(Data entries)
┏━━
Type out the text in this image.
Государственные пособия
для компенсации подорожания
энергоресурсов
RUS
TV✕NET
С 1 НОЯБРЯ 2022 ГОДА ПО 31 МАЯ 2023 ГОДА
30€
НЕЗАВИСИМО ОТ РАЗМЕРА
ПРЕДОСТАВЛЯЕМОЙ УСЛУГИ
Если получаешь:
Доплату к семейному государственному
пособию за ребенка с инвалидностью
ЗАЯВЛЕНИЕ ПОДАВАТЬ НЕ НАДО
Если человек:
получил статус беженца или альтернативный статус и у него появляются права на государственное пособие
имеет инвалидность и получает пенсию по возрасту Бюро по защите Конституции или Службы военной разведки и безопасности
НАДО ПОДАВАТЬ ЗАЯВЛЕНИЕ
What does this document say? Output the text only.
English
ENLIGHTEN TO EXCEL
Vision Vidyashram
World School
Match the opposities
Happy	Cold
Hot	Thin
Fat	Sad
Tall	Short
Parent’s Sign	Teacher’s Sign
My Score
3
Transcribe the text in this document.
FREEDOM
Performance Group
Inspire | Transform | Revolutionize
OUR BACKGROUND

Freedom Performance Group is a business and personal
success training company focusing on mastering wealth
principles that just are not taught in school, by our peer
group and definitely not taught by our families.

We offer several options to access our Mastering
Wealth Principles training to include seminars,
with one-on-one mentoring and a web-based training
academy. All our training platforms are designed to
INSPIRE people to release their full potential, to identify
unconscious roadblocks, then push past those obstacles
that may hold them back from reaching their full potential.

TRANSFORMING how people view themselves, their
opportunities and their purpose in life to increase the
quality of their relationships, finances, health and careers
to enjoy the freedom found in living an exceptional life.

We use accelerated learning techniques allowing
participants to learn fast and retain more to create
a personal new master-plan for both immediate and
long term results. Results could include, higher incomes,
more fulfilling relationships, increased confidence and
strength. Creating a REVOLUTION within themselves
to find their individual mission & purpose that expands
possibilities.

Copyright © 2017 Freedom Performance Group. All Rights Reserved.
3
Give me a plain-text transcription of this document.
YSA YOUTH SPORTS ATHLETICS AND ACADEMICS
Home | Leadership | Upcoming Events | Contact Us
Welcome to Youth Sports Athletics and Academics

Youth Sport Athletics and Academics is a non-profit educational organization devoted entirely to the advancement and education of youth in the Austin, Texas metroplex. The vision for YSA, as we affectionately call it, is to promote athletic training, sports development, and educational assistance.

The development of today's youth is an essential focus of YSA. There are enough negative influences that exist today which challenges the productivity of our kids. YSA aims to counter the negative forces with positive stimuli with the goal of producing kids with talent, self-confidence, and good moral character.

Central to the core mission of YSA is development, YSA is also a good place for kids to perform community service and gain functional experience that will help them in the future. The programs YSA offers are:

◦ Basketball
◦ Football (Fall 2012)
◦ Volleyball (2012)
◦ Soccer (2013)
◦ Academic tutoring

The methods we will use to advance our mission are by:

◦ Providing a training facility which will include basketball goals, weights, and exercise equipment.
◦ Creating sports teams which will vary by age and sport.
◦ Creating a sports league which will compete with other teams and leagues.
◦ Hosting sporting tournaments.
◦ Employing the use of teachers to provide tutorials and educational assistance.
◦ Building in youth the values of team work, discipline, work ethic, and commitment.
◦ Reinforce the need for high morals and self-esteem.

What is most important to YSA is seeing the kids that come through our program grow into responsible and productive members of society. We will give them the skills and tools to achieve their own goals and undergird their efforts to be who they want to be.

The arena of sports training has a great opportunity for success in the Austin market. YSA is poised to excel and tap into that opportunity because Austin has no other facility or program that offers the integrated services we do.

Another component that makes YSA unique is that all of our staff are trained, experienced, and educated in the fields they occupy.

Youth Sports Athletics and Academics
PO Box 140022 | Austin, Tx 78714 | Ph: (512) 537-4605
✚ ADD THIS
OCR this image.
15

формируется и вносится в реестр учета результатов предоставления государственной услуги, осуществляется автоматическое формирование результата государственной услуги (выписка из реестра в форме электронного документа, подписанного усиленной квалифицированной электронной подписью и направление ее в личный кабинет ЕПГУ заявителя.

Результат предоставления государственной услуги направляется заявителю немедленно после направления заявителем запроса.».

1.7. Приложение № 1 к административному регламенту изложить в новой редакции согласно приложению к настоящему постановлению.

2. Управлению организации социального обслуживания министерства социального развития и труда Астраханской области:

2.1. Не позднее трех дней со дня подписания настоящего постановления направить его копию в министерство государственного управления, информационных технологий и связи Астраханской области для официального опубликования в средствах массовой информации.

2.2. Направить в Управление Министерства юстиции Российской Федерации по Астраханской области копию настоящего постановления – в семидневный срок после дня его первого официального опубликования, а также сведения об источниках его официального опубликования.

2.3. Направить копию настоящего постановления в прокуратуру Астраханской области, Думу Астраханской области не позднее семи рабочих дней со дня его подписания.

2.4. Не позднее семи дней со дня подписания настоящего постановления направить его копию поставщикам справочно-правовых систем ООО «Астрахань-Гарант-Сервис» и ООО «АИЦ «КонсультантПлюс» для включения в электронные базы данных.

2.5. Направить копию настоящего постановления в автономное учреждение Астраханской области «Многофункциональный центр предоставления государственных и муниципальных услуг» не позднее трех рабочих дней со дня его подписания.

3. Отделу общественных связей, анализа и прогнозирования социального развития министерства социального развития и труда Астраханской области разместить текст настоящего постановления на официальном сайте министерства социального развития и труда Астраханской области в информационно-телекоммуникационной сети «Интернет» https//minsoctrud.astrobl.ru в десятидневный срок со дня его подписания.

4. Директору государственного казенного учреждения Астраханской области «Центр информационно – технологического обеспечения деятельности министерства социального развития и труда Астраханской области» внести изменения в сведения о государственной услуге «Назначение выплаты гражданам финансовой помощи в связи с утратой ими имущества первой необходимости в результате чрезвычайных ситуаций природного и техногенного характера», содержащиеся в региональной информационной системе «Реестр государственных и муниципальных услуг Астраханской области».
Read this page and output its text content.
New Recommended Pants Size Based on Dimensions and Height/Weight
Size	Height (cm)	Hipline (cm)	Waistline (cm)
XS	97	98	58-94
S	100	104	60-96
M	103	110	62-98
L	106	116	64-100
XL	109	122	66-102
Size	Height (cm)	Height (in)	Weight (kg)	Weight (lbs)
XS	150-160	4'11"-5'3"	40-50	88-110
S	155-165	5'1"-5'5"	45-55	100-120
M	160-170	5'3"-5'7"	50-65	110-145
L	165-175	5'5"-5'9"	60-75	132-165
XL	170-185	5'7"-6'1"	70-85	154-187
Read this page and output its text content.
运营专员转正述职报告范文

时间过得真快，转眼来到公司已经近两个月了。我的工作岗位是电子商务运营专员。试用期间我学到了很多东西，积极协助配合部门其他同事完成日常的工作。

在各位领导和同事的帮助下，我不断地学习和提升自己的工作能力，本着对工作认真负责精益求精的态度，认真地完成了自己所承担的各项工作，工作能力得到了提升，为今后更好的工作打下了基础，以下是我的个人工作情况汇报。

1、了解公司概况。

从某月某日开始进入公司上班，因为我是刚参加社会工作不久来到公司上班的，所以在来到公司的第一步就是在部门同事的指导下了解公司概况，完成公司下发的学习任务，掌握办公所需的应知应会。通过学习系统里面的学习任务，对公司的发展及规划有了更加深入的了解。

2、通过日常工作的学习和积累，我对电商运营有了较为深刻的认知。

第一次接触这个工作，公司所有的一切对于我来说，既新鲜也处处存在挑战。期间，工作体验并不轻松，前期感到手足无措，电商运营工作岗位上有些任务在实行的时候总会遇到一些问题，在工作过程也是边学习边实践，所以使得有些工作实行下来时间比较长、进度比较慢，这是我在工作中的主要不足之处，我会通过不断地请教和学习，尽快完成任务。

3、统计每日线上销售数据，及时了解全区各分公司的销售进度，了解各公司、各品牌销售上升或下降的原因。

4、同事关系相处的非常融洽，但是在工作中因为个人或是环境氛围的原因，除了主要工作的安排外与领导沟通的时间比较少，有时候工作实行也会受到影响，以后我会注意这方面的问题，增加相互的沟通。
┗━━
Gather all lines of the records that include the word "трех".

SOLUTION FOR THIS TASK |
2.1. Не позднее трех дней со дня подписания настоящего постановления направить его копию в министерство государственного управления, информационных технологий и связи Астраханской области для официального опубликования в средствах массовой информации.
2.5. Направить копию настоящего постановления в автономное учреждение Астраханской области «Многофункциональный центр предоставления государственных и муниципальных услуг» не позднее трех рабочих дней со дня его подписания.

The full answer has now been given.